Your objective: In the data below, find each line containing the string "this" and return it.

Dataset excerpt:
• • • • • • •
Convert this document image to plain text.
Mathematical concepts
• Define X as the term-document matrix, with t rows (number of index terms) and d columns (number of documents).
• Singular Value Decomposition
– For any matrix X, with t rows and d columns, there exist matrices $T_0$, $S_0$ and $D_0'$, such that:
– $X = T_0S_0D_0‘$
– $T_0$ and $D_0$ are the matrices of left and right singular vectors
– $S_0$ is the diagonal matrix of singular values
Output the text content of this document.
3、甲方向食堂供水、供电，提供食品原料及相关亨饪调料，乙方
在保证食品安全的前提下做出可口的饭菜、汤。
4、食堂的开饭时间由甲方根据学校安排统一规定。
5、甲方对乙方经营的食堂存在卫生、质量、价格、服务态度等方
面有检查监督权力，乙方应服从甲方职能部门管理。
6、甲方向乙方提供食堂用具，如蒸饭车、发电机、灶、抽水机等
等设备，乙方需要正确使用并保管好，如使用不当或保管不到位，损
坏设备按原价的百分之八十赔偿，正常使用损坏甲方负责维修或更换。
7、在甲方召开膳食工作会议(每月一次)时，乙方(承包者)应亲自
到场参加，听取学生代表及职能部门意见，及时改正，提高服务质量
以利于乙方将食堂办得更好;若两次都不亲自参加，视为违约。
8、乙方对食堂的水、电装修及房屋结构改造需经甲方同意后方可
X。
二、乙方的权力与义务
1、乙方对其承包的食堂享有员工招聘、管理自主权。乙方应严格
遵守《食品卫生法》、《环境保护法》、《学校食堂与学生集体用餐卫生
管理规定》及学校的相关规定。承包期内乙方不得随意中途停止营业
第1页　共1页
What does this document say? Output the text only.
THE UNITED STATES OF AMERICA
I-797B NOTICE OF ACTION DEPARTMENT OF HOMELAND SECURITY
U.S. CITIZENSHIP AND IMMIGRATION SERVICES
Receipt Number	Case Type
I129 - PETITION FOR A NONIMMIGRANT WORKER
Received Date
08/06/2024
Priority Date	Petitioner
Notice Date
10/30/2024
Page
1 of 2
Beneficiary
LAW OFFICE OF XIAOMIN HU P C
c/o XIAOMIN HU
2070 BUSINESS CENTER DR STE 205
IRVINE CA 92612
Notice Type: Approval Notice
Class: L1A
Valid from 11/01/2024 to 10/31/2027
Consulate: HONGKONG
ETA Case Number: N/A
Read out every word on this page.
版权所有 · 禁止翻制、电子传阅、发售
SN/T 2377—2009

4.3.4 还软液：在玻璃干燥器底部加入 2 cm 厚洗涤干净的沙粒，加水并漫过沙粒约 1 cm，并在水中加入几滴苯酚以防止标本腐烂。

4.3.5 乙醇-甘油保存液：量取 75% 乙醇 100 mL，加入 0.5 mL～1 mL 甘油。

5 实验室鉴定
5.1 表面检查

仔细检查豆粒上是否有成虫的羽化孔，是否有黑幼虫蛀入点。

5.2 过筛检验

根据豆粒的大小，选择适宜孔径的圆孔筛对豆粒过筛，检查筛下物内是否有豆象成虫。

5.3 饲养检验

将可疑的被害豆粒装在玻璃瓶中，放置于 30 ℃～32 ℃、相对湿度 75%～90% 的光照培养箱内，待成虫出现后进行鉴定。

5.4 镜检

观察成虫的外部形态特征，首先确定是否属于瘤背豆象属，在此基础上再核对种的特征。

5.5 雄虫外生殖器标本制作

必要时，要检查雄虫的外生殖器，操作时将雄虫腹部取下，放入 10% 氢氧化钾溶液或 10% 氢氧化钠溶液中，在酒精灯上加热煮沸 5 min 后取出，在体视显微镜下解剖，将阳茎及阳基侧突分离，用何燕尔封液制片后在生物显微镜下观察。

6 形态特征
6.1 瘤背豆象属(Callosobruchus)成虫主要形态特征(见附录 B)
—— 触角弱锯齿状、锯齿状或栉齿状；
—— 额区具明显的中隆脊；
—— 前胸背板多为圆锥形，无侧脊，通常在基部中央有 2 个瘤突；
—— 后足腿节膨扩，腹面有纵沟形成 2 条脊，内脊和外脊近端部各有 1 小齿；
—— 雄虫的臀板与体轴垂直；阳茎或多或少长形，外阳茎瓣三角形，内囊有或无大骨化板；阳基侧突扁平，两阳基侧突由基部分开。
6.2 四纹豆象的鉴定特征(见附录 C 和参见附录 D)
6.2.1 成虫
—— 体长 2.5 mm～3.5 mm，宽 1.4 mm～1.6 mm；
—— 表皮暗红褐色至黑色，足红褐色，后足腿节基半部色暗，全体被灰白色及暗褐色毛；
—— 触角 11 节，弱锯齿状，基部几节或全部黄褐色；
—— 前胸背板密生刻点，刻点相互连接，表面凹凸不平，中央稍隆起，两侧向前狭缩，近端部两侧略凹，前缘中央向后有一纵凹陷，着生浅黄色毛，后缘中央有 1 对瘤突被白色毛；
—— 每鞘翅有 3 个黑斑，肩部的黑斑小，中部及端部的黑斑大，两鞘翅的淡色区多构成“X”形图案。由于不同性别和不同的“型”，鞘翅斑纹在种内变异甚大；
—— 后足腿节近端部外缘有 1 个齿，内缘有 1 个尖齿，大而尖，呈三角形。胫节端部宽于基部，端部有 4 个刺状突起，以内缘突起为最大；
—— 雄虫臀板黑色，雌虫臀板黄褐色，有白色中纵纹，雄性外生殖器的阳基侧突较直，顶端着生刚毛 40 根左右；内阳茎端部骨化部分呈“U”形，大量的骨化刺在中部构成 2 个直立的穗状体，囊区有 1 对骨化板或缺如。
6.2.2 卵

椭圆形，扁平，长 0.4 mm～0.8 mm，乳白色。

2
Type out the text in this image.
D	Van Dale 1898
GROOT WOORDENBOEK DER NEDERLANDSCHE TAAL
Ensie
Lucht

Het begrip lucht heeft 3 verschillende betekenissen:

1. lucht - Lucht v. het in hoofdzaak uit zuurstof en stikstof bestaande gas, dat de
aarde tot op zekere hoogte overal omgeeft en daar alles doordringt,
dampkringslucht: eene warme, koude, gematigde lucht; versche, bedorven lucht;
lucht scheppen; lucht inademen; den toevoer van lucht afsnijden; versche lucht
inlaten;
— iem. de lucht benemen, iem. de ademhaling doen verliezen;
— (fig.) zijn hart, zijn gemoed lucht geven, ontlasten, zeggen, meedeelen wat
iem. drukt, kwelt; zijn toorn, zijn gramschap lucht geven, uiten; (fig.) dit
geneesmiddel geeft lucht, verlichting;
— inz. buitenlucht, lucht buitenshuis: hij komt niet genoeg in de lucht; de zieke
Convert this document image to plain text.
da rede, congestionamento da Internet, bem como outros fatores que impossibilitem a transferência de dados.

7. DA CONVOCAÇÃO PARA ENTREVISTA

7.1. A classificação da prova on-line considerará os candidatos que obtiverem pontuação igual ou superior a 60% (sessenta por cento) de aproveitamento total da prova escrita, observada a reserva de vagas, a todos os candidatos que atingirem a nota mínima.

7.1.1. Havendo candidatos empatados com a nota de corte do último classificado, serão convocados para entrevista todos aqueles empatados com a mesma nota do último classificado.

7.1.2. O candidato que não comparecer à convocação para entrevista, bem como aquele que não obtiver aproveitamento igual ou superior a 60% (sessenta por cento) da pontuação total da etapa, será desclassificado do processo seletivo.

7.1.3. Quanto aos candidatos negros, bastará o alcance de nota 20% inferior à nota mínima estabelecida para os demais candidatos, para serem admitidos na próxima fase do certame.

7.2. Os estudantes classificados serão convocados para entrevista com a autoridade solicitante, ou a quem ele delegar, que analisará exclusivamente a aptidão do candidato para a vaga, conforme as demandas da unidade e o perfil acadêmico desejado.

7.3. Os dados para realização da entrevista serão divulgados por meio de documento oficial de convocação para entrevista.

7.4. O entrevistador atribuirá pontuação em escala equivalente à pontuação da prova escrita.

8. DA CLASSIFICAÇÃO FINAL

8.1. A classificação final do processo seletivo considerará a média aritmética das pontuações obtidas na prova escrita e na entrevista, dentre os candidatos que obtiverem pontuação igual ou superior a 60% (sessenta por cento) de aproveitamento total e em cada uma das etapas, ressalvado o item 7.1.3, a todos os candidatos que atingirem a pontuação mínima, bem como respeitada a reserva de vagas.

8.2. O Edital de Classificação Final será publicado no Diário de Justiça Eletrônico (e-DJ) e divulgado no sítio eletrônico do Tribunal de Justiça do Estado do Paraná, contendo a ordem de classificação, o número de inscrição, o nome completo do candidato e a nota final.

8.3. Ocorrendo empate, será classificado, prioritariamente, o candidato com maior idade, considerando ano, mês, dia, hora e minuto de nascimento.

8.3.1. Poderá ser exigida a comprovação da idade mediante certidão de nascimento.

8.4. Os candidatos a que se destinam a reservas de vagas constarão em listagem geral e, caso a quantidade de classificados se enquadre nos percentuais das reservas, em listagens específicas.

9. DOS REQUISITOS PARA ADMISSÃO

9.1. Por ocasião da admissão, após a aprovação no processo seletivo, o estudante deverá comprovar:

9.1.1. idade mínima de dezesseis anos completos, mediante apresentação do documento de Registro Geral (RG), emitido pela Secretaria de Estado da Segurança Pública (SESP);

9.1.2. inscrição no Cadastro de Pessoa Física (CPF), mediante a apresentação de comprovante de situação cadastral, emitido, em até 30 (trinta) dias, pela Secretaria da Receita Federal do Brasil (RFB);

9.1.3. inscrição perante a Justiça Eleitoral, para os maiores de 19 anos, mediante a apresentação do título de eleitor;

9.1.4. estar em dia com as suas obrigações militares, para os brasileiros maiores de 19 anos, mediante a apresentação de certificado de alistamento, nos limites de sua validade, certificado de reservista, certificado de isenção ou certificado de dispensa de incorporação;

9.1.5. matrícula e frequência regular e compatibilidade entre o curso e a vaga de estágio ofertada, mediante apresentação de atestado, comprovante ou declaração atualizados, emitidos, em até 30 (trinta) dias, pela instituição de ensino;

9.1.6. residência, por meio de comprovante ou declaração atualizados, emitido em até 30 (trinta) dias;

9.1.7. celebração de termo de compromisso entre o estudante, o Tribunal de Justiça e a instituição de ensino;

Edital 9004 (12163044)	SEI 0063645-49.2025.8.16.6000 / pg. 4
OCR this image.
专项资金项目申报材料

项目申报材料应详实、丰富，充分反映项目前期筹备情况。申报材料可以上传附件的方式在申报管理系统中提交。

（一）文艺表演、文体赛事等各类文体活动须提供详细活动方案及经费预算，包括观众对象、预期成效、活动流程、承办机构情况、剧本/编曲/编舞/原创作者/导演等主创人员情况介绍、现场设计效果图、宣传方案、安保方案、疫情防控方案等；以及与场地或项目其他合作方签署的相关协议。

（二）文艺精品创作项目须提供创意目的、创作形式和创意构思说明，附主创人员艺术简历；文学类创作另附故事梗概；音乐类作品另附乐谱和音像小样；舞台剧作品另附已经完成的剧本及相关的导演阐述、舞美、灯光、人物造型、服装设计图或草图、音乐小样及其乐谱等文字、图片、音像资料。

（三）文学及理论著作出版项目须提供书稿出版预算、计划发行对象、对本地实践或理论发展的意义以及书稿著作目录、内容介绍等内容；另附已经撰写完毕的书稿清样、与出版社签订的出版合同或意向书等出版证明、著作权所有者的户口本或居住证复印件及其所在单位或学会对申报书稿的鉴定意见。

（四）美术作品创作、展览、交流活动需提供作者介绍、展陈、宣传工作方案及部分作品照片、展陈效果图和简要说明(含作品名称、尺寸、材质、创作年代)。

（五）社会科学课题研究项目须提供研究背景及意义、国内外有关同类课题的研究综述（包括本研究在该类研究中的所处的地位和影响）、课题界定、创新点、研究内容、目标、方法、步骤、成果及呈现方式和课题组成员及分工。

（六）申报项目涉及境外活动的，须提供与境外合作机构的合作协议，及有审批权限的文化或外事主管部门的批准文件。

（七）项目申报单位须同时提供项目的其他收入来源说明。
• • • • • • •
Full output:
Convert this document image to plain text.
Output the text content of this document.
What does this document say? Output the text only.
Read out every word on this page.
Type out the text in this image.
Convert this document image to plain text.
OCR this image.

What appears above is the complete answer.